> [Exercise description]:
Search the data for the word "title". Reproduce every line where it is found.
◇ ◇ ◇ ◇ ◇
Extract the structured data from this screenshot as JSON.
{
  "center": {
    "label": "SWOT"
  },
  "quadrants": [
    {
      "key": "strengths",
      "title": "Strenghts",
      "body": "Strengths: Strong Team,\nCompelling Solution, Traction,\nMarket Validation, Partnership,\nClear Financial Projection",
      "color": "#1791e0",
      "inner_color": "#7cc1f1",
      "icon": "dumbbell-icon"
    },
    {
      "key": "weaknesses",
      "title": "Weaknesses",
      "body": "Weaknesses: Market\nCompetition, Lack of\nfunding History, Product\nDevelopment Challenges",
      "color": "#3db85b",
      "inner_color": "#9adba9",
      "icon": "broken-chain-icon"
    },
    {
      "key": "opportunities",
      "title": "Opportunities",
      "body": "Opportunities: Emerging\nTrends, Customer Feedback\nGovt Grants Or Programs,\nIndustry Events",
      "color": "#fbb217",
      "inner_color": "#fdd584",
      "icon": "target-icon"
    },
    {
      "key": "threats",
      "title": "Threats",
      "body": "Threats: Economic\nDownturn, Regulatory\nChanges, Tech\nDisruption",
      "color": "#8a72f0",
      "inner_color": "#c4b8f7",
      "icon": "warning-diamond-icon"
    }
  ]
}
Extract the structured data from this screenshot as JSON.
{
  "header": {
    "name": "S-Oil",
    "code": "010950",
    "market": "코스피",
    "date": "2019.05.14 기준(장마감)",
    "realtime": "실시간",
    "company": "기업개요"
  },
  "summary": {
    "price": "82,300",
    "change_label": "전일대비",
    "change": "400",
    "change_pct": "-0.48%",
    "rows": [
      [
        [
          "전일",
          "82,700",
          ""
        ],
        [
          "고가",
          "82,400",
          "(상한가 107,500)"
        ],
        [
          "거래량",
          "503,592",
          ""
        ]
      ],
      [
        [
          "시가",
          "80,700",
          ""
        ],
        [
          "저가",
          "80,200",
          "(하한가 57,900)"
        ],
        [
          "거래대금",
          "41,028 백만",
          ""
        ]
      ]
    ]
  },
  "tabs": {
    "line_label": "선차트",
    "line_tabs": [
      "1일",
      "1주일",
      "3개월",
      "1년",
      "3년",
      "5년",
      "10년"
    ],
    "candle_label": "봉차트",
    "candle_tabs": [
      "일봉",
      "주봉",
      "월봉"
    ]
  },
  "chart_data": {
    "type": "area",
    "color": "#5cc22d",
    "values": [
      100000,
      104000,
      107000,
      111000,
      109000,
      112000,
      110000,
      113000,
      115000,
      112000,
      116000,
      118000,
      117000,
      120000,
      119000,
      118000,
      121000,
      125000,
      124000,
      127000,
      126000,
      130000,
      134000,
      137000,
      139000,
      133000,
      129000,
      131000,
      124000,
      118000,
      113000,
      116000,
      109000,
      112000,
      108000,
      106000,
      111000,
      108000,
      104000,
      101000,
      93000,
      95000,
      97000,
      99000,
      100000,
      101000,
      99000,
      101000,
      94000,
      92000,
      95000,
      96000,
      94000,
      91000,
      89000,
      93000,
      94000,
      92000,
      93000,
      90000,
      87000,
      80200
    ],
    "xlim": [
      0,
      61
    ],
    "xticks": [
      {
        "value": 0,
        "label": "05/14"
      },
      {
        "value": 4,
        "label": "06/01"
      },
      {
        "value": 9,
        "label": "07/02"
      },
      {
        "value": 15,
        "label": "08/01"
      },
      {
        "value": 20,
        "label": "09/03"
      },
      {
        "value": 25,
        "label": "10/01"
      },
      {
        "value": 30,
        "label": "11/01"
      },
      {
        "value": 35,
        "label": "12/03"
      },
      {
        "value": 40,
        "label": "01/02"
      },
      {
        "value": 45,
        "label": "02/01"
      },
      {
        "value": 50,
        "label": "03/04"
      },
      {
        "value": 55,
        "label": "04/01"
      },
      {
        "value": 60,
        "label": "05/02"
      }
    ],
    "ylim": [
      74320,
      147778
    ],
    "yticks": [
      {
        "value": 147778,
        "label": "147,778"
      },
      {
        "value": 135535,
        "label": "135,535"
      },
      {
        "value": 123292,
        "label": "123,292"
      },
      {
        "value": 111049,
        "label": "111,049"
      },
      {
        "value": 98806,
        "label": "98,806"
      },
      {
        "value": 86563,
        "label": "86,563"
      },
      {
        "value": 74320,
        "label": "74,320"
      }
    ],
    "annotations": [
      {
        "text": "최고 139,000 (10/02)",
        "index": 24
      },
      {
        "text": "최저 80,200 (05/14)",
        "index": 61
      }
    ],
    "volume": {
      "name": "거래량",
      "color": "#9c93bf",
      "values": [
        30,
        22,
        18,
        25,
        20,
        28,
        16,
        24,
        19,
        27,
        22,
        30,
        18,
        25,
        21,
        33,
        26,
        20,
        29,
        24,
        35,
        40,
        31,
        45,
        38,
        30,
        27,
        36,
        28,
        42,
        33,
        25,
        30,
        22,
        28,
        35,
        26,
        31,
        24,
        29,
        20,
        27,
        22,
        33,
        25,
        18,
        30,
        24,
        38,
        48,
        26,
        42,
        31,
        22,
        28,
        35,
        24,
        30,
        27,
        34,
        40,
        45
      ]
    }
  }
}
◇ ◇ ◇ ◇ ◇
> [Solution for this task]:
      "title": "Strenghts",
      "title": "Weaknesses",
      "title": "Opportunities",
      "title": "Threats",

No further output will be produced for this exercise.